**WRITTEN EXERCISE:**
Write out the listing in full, matching it word for word.

Dataset items:

Begin

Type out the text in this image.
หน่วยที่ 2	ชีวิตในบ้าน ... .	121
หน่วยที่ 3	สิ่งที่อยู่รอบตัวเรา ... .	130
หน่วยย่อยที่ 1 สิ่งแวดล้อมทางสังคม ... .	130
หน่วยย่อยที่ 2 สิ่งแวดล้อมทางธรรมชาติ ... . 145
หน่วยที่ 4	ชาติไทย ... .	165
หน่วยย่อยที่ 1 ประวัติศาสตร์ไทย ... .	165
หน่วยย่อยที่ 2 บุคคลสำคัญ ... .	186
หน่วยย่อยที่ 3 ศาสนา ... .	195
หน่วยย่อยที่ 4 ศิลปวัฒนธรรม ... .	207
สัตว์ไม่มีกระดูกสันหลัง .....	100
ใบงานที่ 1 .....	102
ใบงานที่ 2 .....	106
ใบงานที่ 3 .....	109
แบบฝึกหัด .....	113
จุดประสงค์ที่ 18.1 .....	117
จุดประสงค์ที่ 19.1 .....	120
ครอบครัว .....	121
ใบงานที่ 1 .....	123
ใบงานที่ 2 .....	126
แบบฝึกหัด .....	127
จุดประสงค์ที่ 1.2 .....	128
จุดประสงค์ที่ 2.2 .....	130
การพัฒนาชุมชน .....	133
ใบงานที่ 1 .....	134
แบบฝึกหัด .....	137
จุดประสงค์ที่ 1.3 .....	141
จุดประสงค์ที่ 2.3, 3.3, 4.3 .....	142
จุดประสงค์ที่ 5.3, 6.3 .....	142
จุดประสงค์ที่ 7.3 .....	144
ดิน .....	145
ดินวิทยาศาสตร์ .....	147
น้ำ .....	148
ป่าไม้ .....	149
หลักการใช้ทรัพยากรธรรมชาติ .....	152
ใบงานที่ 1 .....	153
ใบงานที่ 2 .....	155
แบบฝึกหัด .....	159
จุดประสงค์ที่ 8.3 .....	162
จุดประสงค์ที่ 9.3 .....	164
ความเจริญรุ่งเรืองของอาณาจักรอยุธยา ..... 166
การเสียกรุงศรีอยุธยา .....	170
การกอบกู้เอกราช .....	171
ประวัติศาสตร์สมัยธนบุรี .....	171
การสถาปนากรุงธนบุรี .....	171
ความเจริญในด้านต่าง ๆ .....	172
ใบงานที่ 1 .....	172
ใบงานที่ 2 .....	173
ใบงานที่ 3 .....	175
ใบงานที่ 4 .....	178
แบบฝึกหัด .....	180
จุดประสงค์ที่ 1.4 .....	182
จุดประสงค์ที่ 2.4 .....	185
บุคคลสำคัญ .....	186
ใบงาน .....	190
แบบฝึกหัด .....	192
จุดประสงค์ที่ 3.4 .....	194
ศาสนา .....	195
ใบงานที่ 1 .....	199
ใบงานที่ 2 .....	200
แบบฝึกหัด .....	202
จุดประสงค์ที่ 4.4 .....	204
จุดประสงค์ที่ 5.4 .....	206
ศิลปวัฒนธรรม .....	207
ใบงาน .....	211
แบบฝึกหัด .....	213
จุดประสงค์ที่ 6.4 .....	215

End

**TASK SOLUTION:**
Type out the text in this image.
หน่วยที่ 2	ชีวิตในบ้าน ... .	121
หน่วยที่ 3	สิ่งที่อยู่รอบตัวเรา ... .	130
หน่วยย่อยที่ 1 สิ่งแวดล้อมทางสังคม ... .	130
หน่วยย่อยที่ 2 สิ่งแวดล้อมทางธรรมชาติ ... . 145
หน่วยที่ 4	ชาติไทย ... .	165
หน่วยย่อยที่ 1 ประวัติศาสตร์ไทย ... .	165
หน่วยย่อยที่ 2 บุคคลสำคัญ ... .	186
หน่วยย่อยที่ 3 ศาสนา ... .	195
หน่วยย่อยที่ 4 ศิลปวัฒนธรรม ... .	207
สัตว์ไม่มีกระดูกสันหลัง .....	100
ใบงานที่ 1 .....	102
ใบงานที่ 2 .....	106
ใบงานที่ 3 .....	109
แบบฝึกหัด .....	113
จุดประสงค์ที่ 18.1 .....	117
จุดประสงค์ที่ 19.1 .....	120
ครอบครัว .....	121
ใบงานที่ 1 .....	123
ใบงานที่ 2 .....	126
แบบฝึกหัด .....	127
จุดประสงค์ที่ 1.2 .....	128
จุดประสงค์ที่ 2.2 .....	130
การพัฒนาชุมชน .....	133
ใบงานที่ 1 .....	134
แบบฝึกหัด .....	137
จุดประสงค์ที่ 1.3 .....	141
จุดประสงค์ที่ 2.3, 3.3, 4.3 .....	142
จุดประสงค์ที่ 5.3, 6.3 .....	142
จุดประสงค์ที่ 7.3 .....	144
ดิน .....	145
ดินวิทยาศาสตร์ .....	147
น้ำ .....	148
ป่าไม้ .....	149
หลักการใช้ทรัพยากรธรรมชาติ .....	152
ใบงานที่ 1 .....	153
ใบงานที่ 2 .....	155
แบบฝึกหัด .....	159
จุดประสงค์ที่ 8.3 .....	162
จุดประสงค์ที่ 9.3 .....	164
ความเจริญรุ่งเรืองของอาณาจักรอยุธยา ..... 166
การเสียกรุงศรีอยุธยา .....	170
การกอบกู้เอกราช .....	171
ประวัติศาสตร์สมัยธนบุรี .....	171
การสถาปนากรุงธนบุรี .....	171
ความเจริญในด้านต่าง ๆ .....	172
ใบงานที่ 1 .....	172
ใบงานที่ 2 .....	173
ใบงานที่ 3 .....	175
ใบงานที่ 4 .....	178
แบบฝึกหัด .....	180
จุดประสงค์ที่ 1.4 .....	182
จุดประสงค์ที่ 2.4 .....	185
บุคคลสำคัญ .....	186
ใบงาน .....	190
แบบฝึกหัด .....	192
จุดประสงค์ที่ 3.4 .....	194
ศาสนา .....	195
ใบงานที่ 1 .....	199
ใบงานที่ 2 .....	200
แบบฝึกหัด .....	202
จุดประสงค์ที่ 4.4 .....	204
จุดประสงค์ที่ 5.4 .....	206
ศิลปวัฒนธรรม .....	207
ใบงาน .....	211
แบบฝึกหัด .....	213
จุดประสงค์ที่ 6.4 .....	215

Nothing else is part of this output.